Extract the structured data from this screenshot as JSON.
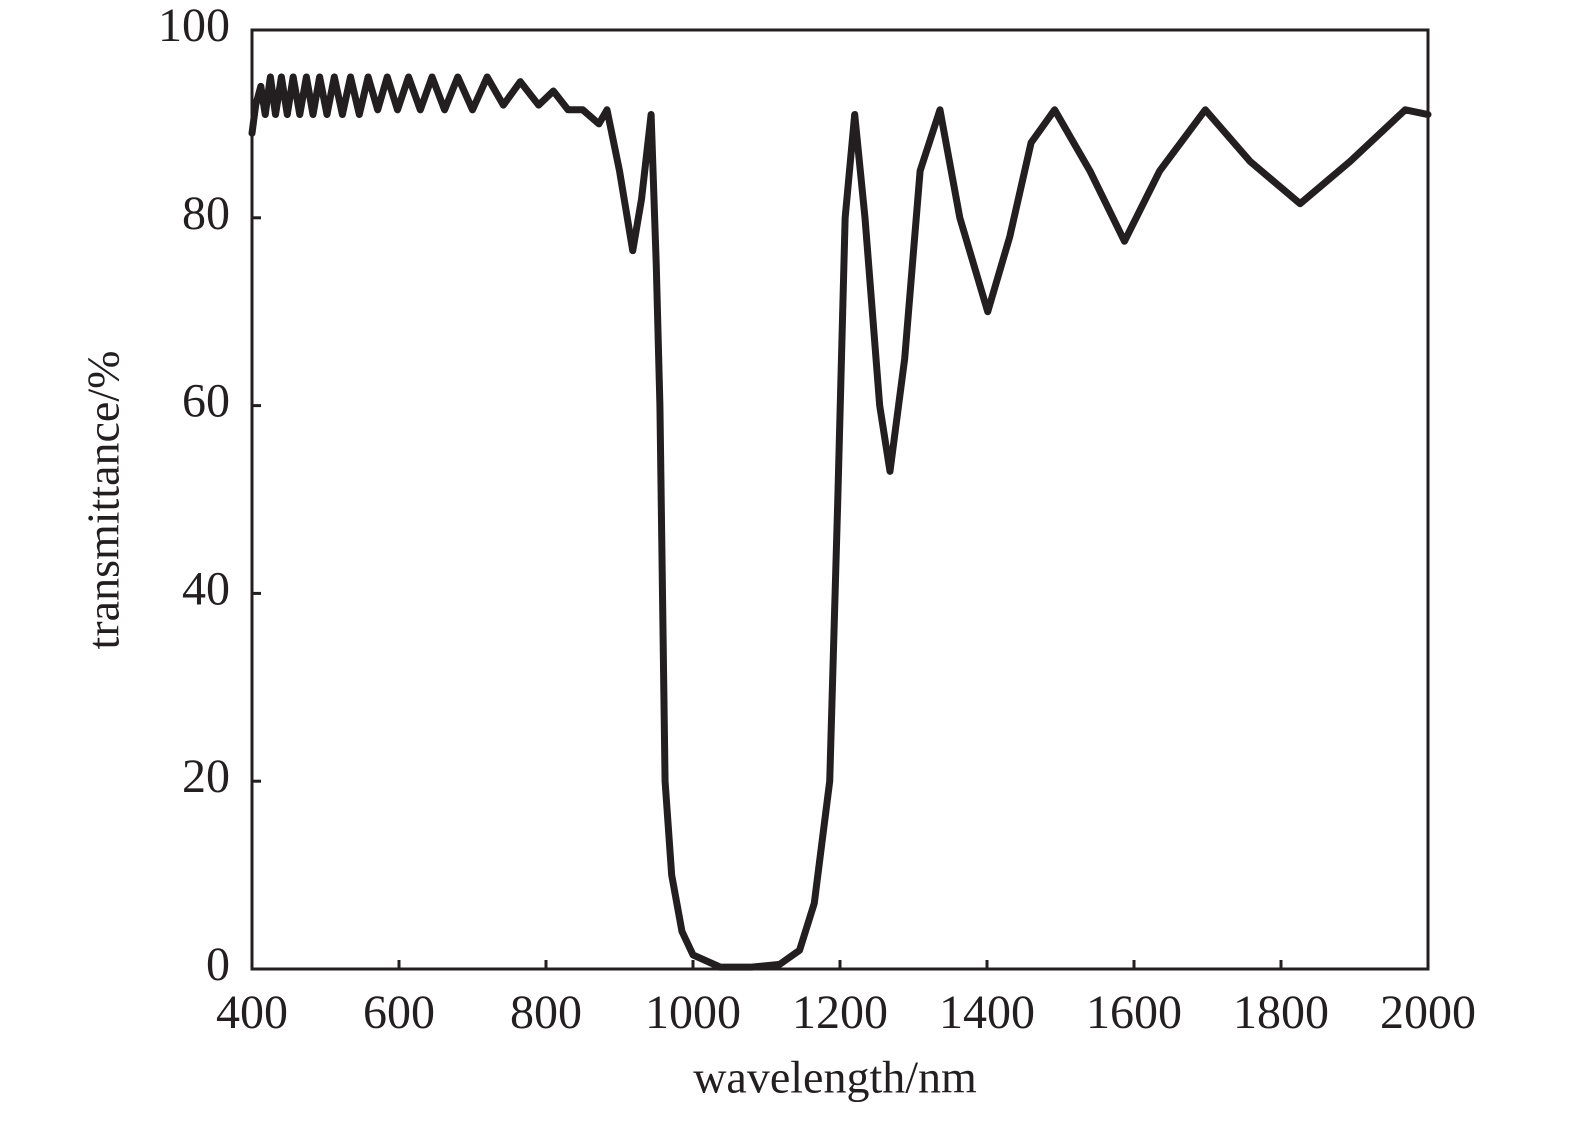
{
  "chart_data": {
    "type": "line",
    "xlabel": "wavelength/nm",
    "ylabel": "transmittance/%",
    "xlim": [
      400,
      2000
    ],
    "xticks": [
      400,
      600,
      800,
      1000,
      1200,
      1400,
      1600,
      1800,
      2000
    ],
    "ylim": [
      0,
      100
    ],
    "yticks": [
      0,
      20,
      40,
      60,
      80,
      100
    ],
    "color": "#231f20",
    "x": [
      400,
      405,
      412,
      418,
      425,
      432,
      440,
      448,
      456,
      465,
      474,
      483,
      492,
      502,
      512,
      523,
      534,
      546,
      558,
      571,
      584,
      598,
      613,
      629,
      645,
      662,
      680,
      700,
      720,
      742,
      765,
      790,
      810,
      830,
      850,
      872,
      883,
      900,
      918,
      930,
      943,
      950,
      955,
      962,
      971,
      985,
      1000,
      1037,
      1080,
      1118,
      1145,
      1165,
      1186,
      1197,
      1207,
      1220,
      1234,
      1254,
      1268,
      1288,
      1309,
      1336,
      1363,
      1401,
      1431,
      1460,
      1492,
      1540,
      1587,
      1635,
      1697,
      1758,
      1826,
      1894,
      1969,
      2000
    ],
    "values": [
      89,
      92,
      94,
      91,
      95,
      91,
      95,
      91,
      95,
      91,
      95,
      91,
      95,
      91,
      95,
      91,
      95,
      91,
      95,
      91.5,
      95,
      91.5,
      95,
      91.5,
      95,
      91.5,
      95,
      91.5,
      95,
      92,
      94.5,
      92,
      93.5,
      91.5,
      91.5,
      90,
      91.5,
      85,
      76.5,
      82,
      91,
      75,
      60,
      20,
      10,
      4,
      1.5,
      0.2,
      0.2,
      0.5,
      2,
      7,
      20,
      50,
      80,
      91,
      80,
      60,
      53,
      65,
      85,
      91.5,
      80,
      70,
      78,
      88,
      91.5,
      85,
      77.5,
      85,
      91.5,
      86,
      81.5,
      86,
      91.5,
      91
    ]
  }
}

════════════════

Reproduce all the records verbatim, excluding images.

Extract the structured data from this screenshot as JSON.
{
  "chart_data": {
    "type": "line",
    "xlabel": "wavelength/nm",
    "ylabel": "transmittance/%",
    "xlim": [
      400,
      2000
    ],
    "xticks": [
      400,
      600,
      800,
      1000,
      1200,
      1400,
      1600,
      1800,
      2000
    ],
    "ylim": [
      0,
      100
    ],
    "yticks": [
      0,
      20,
      40,
      60,
      80,
      100
    ],
    "color": "#231f20",
    "x": [
      400,
      405,
      412,
      418,
      425,
      432,
      440,
      448,
      456,
      465,
      474,
      483,
      492,
      502,
      512,
      523,
      534,
      546,
      558,
      571,
      584,
      598,
      613,
      629,
      645,
      662,
      680,
      700,
      720,
      742,
      765,
      790,
      810,
      830,
      850,
      872,
      883,
      900,
      918,
      930,
      943,
      950,
      955,
      962,
      971,
      985,
      1000,
      1037,
      1080,
      1118,
      1145,
      1165,
      1186,
      1197,
      1207,
      1220,
      1234,
      1254,
      1268,
      1288,
      1309,
      1336,
      1363,
      1401,
      1431,
      1460,
      1492,
      1540,
      1587,
      1635,
      1697,
      1758,
      1826,
      1894,
      1969,
      2000
    ],
    "values": [
      89,
      92,
      94,
      91,
      95,
      91,
      95,
      91,
      95,
      91,
      95,
      91,
      95,
      91,
      95,
      91,
      95,
      91,
      95,
      91.5,
      95,
      91.5,
      95,
      91.5,
      95,
      91.5,
      95,
      91.5,
      95,
      92,
      94.5,
      92,
      93.5,
      91.5,
      91.5,
      90,
      91.5,
      85,
      76.5,
      82,
      91,
      75,
      60,
      20,
      10,
      4,
      1.5,
      0.2,
      0.2,
      0.5,
      2,
      7,
      20,
      50,
      80,
      91,
      80,
      60,
      53,
      65,
      85,
      91.5,
      80,
      70,
      78,
      88,
      91.5,
      85,
      77.5,
      85,
      91.5,
      86,
      81.5,
      86,
      91.5,
      91
    ]
  }
}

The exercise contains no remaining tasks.